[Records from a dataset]
-- Begin --

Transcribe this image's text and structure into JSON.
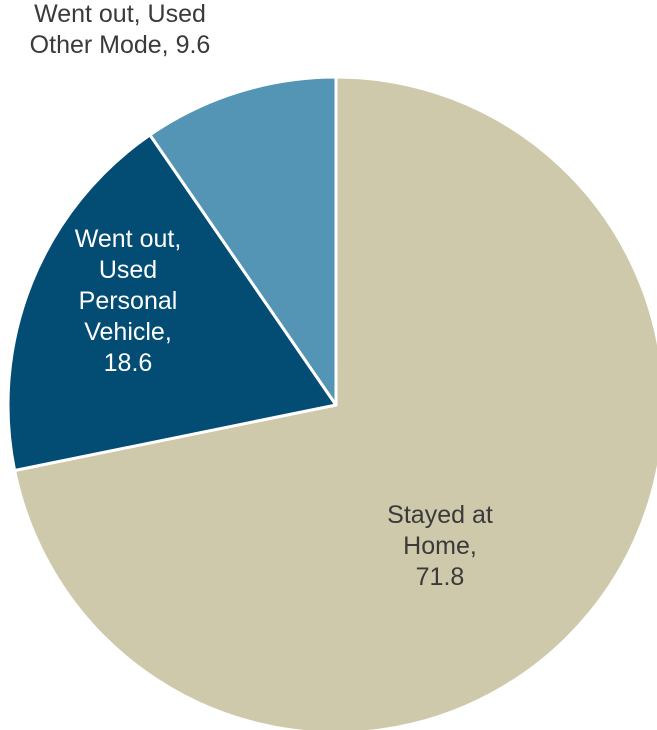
{
  "chart_data": {
    "type": "pie",
    "slices": [
      {
        "name": "Stayed at Home",
        "value": 71.8,
        "color": "#cec9aa",
        "label_lines": [
          "Stayed at",
          "Home,",
          "71.8"
        ],
        "label_color": "#3a3a3a"
      },
      {
        "name": "Went out, Used Personal Vehicle",
        "value": 18.6,
        "color": "#034c74",
        "label_lines": [
          "Went out,",
          "Used",
          "Personal",
          "Vehicle,",
          "18.6"
        ],
        "label_color": "#ffffff"
      },
      {
        "name": "Went out, Used Other Mode",
        "value": 9.6,
        "color": "#5495b6",
        "label_lines": [
          "Went out, Used",
          "Other Mode, 9.6"
        ],
        "label_color": "#3a3a3a"
      }
    ],
    "start_angle_deg": 0,
    "direction": "clockwise",
    "separator_color": "#ffffff"
  }
}
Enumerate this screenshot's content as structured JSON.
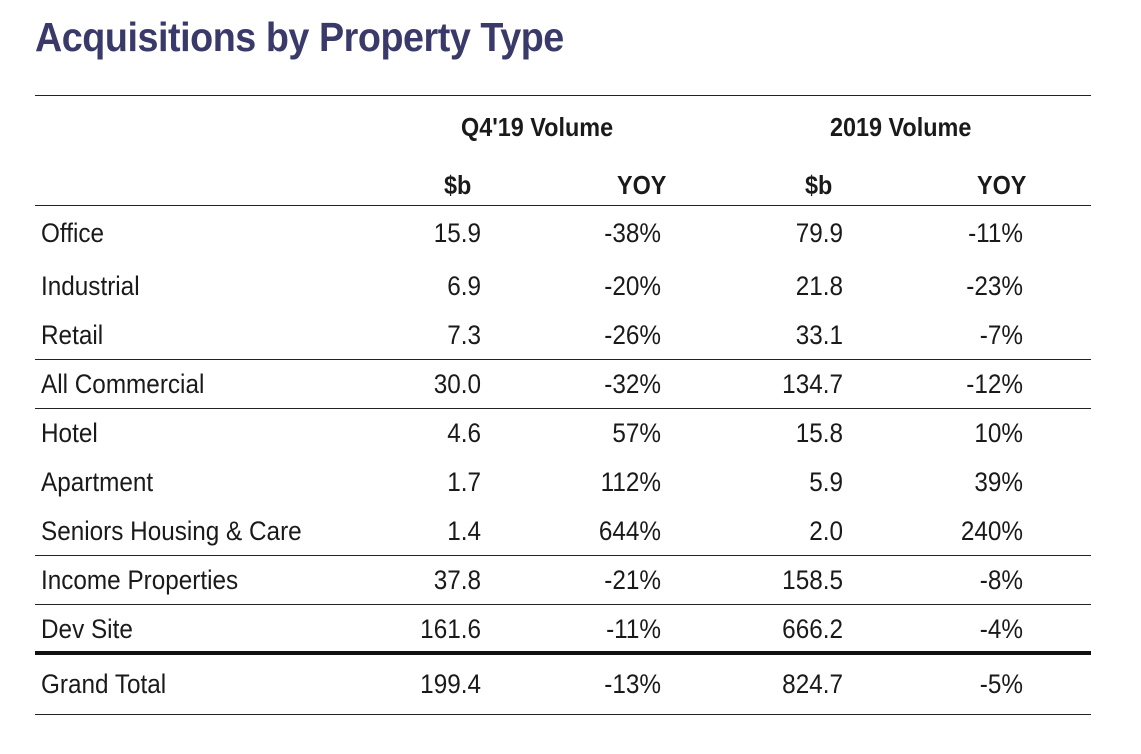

-- End --

- [To do]
Quote everything in the listing above exactly; pictures are the only thing to omit.

- [Solution]
Transcribe this image's text and structure into JSON.
{
  "chart_data": {
    "type": "pie",
    "slices": [
      {
        "name": "Stayed at Home",
        "value": 71.8,
        "color": "#cec9aa",
        "label_lines": [
          "Stayed at",
          "Home,",
          "71.8"
        ],
        "label_color": "#3a3a3a"
      },
      {
        "name": "Went out, Used Personal Vehicle",
        "value": 18.6,
        "color": "#034c74",
        "label_lines": [
          "Went out,",
          "Used",
          "Personal",
          "Vehicle,",
          "18.6"
        ],
        "label_color": "#ffffff"
      },
      {
        "name": "Went out, Used Other Mode",
        "value": 9.6,
        "color": "#5495b6",
        "label_lines": [
          "Went out, Used",
          "Other Mode, 9.6"
        ],
        "label_color": "#3a3a3a"
      }
    ],
    "start_angle_deg": 0,
    "direction": "clockwise",
    "separator_color": "#ffffff"
  }
}
Enumerate this screenshot's content as structured JSON.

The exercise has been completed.